Problem details:
Reproduce every record below exactly as written, but leave out any pictures.

Input for this task:
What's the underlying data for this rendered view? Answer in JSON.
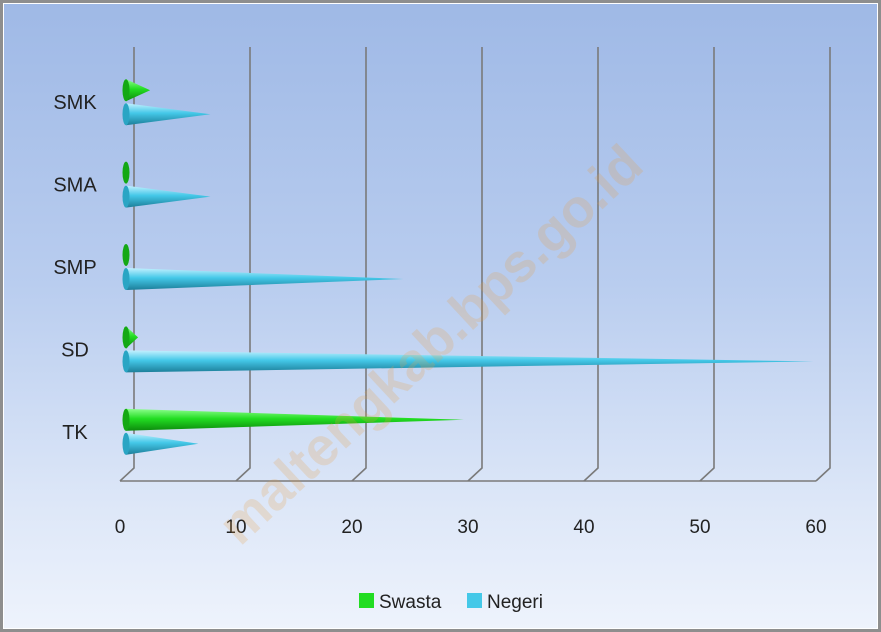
{
  "chart_data": {
    "type": "bar",
    "orientation": "horizontal",
    "style": "3d-cone",
    "categories": [
      "TK",
      "SD",
      "SMP",
      "SMA",
      "SMK"
    ],
    "series": [
      {
        "name": "Swasta",
        "color": "#22dd22",
        "values": [
          28,
          1,
          0,
          0,
          2
        ]
      },
      {
        "name": "Negeri",
        "color": "#44c8e8",
        "values": [
          6,
          57,
          23,
          7,
          7
        ]
      }
    ],
    "xlim": [
      0,
      60
    ],
    "xticks": [
      0,
      10,
      20,
      30,
      40,
      50,
      60
    ],
    "grid": true,
    "legend_position": "bottom",
    "watermark": "maltengkab.bps.go.id"
  }
}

Answer to the task:
What's the underlying data for this rendered view? Answer in JSON.
{
  "chart_data": {
    "type": "bar",
    "orientation": "horizontal",
    "style": "3d-cone",
    "categories": [
      "TK",
      "SD",
      "SMP",
      "SMA",
      "SMK"
    ],
    "series": [
      {
        "name": "Swasta",
        "color": "#22dd22",
        "values": [
          28,
          1,
          0,
          0,
          2
        ]
      },
      {
        "name": "Negeri",
        "color": "#44c8e8",
        "values": [
          6,
          57,
          23,
          7,
          7
        ]
      }
    ],
    "xlim": [
      0,
      60
    ],
    "xticks": [
      0,
      10,
      20,
      30,
      40,
      50,
      60
    ],
    "grid": true,
    "legend_position": "bottom",
    "watermark": "maltengkab.bps.go.id"
  }
}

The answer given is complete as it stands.